§ **TASK GOAL**
Extract the data exactly, missing nothing.

Source data:
####################
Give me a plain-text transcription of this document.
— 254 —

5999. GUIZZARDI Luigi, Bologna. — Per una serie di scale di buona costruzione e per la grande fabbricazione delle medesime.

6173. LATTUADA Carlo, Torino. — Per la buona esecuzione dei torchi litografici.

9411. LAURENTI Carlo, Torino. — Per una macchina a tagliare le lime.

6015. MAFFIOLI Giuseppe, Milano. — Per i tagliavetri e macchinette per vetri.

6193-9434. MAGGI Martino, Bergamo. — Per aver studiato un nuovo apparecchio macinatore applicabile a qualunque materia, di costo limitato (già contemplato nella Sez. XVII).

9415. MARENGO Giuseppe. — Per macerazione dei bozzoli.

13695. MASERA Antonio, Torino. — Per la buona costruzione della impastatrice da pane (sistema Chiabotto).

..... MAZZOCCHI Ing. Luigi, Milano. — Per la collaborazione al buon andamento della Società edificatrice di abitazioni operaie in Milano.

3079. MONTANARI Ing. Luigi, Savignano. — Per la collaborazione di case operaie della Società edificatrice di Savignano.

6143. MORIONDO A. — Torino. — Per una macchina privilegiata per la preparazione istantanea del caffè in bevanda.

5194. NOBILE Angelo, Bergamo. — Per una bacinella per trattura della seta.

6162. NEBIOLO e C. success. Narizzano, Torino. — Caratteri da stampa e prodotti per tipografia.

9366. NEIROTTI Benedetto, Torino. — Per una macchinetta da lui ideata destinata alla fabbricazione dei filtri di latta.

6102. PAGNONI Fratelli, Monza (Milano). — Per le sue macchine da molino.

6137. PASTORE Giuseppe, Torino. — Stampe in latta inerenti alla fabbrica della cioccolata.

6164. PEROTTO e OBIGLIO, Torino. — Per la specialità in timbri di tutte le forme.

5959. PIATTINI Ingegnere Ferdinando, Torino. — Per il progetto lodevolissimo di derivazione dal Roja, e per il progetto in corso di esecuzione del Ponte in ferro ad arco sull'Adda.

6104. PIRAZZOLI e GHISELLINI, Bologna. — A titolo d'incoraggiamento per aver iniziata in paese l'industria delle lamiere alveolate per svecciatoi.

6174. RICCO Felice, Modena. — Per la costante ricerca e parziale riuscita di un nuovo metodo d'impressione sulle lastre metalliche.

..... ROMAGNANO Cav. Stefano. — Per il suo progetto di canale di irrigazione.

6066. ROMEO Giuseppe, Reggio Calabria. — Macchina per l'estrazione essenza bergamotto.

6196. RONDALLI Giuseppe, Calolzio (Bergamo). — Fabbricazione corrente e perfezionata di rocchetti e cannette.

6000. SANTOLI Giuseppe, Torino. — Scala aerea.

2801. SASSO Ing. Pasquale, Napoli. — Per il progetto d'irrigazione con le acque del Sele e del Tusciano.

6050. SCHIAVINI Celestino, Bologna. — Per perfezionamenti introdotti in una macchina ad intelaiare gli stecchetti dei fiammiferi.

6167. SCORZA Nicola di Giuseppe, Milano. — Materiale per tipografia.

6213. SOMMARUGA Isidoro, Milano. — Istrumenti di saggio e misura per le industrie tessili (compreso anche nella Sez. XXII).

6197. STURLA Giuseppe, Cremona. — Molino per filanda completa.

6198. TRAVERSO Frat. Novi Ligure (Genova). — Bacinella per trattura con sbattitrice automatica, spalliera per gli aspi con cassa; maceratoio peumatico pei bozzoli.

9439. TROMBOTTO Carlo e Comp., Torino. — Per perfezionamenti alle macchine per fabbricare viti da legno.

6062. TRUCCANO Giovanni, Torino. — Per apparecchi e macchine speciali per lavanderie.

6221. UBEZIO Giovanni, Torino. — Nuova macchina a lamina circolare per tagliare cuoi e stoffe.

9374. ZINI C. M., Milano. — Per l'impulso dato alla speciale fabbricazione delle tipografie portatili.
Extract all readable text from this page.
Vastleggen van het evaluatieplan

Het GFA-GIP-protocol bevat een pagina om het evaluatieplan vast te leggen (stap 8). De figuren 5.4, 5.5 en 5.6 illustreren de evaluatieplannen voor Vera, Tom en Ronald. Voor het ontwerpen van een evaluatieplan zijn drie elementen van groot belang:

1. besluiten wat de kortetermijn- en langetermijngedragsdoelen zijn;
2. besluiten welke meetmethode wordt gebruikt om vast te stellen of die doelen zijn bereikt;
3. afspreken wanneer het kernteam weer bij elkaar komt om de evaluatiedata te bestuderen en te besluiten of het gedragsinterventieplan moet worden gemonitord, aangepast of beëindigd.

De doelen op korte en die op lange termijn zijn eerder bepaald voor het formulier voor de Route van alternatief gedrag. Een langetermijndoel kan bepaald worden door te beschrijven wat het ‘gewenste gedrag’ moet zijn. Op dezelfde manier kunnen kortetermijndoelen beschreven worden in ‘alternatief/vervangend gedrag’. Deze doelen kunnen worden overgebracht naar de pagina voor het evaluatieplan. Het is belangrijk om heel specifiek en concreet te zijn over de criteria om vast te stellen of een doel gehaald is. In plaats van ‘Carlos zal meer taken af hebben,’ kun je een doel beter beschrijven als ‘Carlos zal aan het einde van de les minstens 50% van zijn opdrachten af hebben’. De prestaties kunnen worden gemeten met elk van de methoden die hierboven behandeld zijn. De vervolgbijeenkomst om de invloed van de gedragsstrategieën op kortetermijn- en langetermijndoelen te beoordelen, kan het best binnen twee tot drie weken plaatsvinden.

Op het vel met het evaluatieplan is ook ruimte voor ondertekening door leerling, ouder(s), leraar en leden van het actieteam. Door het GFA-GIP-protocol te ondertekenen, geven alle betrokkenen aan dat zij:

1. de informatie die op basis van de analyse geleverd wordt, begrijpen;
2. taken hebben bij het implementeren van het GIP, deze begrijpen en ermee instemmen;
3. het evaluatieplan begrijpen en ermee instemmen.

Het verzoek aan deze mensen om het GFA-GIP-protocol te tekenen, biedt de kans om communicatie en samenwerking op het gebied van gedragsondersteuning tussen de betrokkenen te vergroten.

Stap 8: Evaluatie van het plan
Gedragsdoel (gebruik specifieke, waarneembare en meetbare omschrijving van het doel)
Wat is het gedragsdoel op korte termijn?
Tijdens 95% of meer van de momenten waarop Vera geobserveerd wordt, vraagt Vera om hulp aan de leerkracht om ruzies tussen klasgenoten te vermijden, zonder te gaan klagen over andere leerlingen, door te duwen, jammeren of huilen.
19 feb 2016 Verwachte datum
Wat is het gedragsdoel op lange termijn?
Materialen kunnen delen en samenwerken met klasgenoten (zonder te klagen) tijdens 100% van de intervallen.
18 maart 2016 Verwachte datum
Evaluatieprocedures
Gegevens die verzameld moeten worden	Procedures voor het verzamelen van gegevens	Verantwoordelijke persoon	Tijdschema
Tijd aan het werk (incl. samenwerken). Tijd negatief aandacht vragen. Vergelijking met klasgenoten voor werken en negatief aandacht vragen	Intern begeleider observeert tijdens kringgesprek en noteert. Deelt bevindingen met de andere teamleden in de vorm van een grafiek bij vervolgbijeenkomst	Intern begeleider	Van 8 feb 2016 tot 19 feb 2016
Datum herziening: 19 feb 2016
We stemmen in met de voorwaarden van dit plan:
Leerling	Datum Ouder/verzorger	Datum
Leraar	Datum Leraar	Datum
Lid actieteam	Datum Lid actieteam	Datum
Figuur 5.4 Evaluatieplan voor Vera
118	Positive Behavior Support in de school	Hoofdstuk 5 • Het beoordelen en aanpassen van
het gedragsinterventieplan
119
####################
§ **SOLUTION FOR THIS EXERCISE**
Give me a plain-text transcription of this document.
— 254 —

5999. GUIZZARDI Luigi, Bologna. — Per una serie di scale di buona costruzione e per la grande fabbricazione delle medesime.

6173. LATTUADA Carlo, Torino. — Per la buona esecuzione dei torchi litografici.

9411. LAURENTI Carlo, Torino. — Per una macchina a tagliare le lime.

6015. MAFFIOLI Giuseppe, Milano. — Per i tagliavetri e macchinette per vetri.

6193-9434. MAGGI Martino, Bergamo. — Per aver studiato un nuovo apparecchio macinatore applicabile a qualunque materia, di costo limitato (già contemplato nella Sez. XVII).

9415. MARENGO Giuseppe. — Per macerazione dei bozzoli.

13695. MASERA Antonio, Torino. — Per la buona costruzione della impastatrice da pane (sistema Chiabotto).

..... MAZZOCCHI Ing. Luigi, Milano. — Per la collaborazione al buon andamento della Società edificatrice di abitazioni operaie in Milano.

3079. MONTANARI Ing. Luigi, Savignano. — Per la collaborazione di case operaie della Società edificatrice di Savignano.

6143. MORIONDO A. — Torino. — Per una macchina privilegiata per la preparazione istantanea del caffè in bevanda.

5194. NOBILE Angelo, Bergamo. — Per una bacinella per trattura della seta.

6162. NEBIOLO e C. success. Narizzano, Torino. — Caratteri da stampa e prodotti per tipografia.

9366. NEIROTTI Benedetto, Torino. — Per una macchinetta da lui ideata destinata alla fabbricazione dei filtri di latta.

6102. PAGNONI Fratelli, Monza (Milano). — Per le sue macchine da molino.

6137. PASTORE Giuseppe, Torino. — Stampe in latta inerenti alla fabbrica della cioccolata.

6164. PEROTTO e OBIGLIO, Torino. — Per la specialità in timbri di tutte le forme.

5959. PIATTINI Ingegnere Ferdinando, Torino. — Per il progetto lodevolissimo di derivazione dal Roja, e per il progetto in corso di esecuzione del Ponte in ferro ad arco sull'Adda.

6104. PIRAZZOLI e GHISELLINI, Bologna. — A titolo d'incoraggiamento per aver iniziata in paese l'industria delle lamiere alveolate per svecciatoi.

6174. RICCO Felice, Modena. — Per la costante ricerca e parziale riuscita di un nuovo metodo d'impressione sulle lastre metalliche.

..... ROMAGNANO Cav. Stefano. — Per il suo progetto di canale di irrigazione.

6066. ROMEO Giuseppe, Reggio Calabria. — Macchina per l'estrazione essenza bergamotto.

6196. RONDALLI Giuseppe, Calolzio (Bergamo). — Fabbricazione corrente e perfezionata di rocchetti e cannette.

6000. SANTOLI Giuseppe, Torino. — Scala aerea.

2801. SASSO Ing. Pasquale, Napoli. — Per il progetto d'irrigazione con le acque del Sele e del Tusciano.

6050. SCHIAVINI Celestino, Bologna. — Per perfezionamenti introdotti in una macchina ad intelaiare gli stecchetti dei fiammiferi.

6167. SCORZA Nicola di Giuseppe, Milano. — Materiale per tipografia.

6213. SOMMARUGA Isidoro, Milano. — Istrumenti di saggio e misura per le industrie tessili (compreso anche nella Sez. XXII).

6197. STURLA Giuseppe, Cremona. — Molino per filanda completa.

6198. TRAVERSO Frat. Novi Ligure (Genova). — Bacinella per trattura con sbattitrice automatica, spalliera per gli aspi con cassa; maceratoio peumatico pei bozzoli.

9439. TROMBOTTO Carlo e Comp., Torino. — Per perfezionamenti alle macchine per fabbricare viti da legno.

6062. TRUCCANO Giovanni, Torino. — Per apparecchi e macchine speciali per lavanderie.

6221. UBEZIO Giovanni, Torino. — Nuova macchina a lamina circolare per tagliare cuoi e stoffe.

9374. ZINI C. M., Milano. — Per l'impulso dato alla speciale fabbricazione delle tipografie portatili.
Extract all readable text from this page.
Vastleggen van het evaluatieplan

Het GFA-GIP-protocol bevat een pagina om het evaluatieplan vast te leggen (stap 8). De figuren 5.4, 5.5 en 5.6 illustreren de evaluatieplannen voor Vera, Tom en Ronald. Voor het ontwerpen van een evaluatieplan zijn drie elementen van groot belang:

1. besluiten wat de kortetermijn- en langetermijngedragsdoelen zijn;
2. besluiten welke meetmethode wordt gebruikt om vast te stellen of die doelen zijn bereikt;
3. afspreken wanneer het kernteam weer bij elkaar komt om de evaluatiedata te bestuderen en te besluiten of het gedragsinterventieplan moet worden gemonitord, aangepast of beëindigd.

De doelen op korte en die op lange termijn zijn eerder bepaald voor het formulier voor de Route van alternatief gedrag. Een langetermijndoel kan bepaald worden door te beschrijven wat het ‘gewenste gedrag’ moet zijn. Op dezelfde manier kunnen kortetermijndoelen beschreven worden in ‘alternatief/vervangend gedrag’. Deze doelen kunnen worden overgebracht naar de pagina voor het evaluatieplan. Het is belangrijk om heel specifiek en concreet te zijn over de criteria om vast te stellen of een doel gehaald is. In plaats van ‘Carlos zal meer taken af hebben,’ kun je een doel beter beschrijven als ‘Carlos zal aan het einde van de les minstens 50% van zijn opdrachten af hebben’. De prestaties kunnen worden gemeten met elk van de methoden die hierboven behandeld zijn. De vervolgbijeenkomst om de invloed van de gedragsstrategieën op kortetermijn- en langetermijndoelen te beoordelen, kan het best binnen twee tot drie weken plaatsvinden.

Op het vel met het evaluatieplan is ook ruimte voor ondertekening door leerling, ouder(s), leraar en leden van het actieteam. Door het GFA-GIP-protocol te ondertekenen, geven alle betrokkenen aan dat zij:

1. de informatie die op basis van de analyse geleverd wordt, begrijpen;
2. taken hebben bij het implementeren van het GIP, deze begrijpen en ermee instemmen;
3. het evaluatieplan begrijpen en ermee instemmen.

Het verzoek aan deze mensen om het GFA-GIP-protocol te tekenen, biedt de kans om communicatie en samenwerking op het gebied van gedragsondersteuning tussen de betrokkenen te vergroten.

Stap 8: Evaluatie van het plan
Gedragsdoel (gebruik specifieke, waarneembare en meetbare omschrijving van het doel)
Wat is het gedragsdoel op korte termijn?
Tijdens 95% of meer van de momenten waarop Vera geobserveerd wordt, vraagt Vera om hulp aan de leerkracht om ruzies tussen klasgenoten te vermijden, zonder te gaan klagen over andere leerlingen, door te duwen, jammeren of huilen.
19 feb 2016 Verwachte datum
Wat is het gedragsdoel op lange termijn?
Materialen kunnen delen en samenwerken met klasgenoten (zonder te klagen) tijdens 100% van de intervallen.
18 maart 2016 Verwachte datum
Evaluatieprocedures
Gegevens die verzameld moeten worden	Procedures voor het verzamelen van gegevens	Verantwoordelijke persoon	Tijdschema
Tijd aan het werk (incl. samenwerken). Tijd negatief aandacht vragen. Vergelijking met klasgenoten voor werken en negatief aandacht vragen	Intern begeleider observeert tijdens kringgesprek en noteert. Deelt bevindingen met de andere teamleden in de vorm van een grafiek bij vervolgbijeenkomst	Intern begeleider	Van 8 feb 2016 tot 19 feb 2016
Datum herziening: 19 feb 2016
We stemmen in met de voorwaarden van dit plan:
Leerling	Datum Ouder/verzorger	Datum
Leraar	Datum Leraar	Datum
Lid actieteam	Datum Lid actieteam	Datum
Figuur 5.4 Evaluatieplan voor Vera
118	Positive Behavior Support in de school	Hoofdstuk 5 • Het beoordelen en aanpassen van
het gedragsinterventieplan
119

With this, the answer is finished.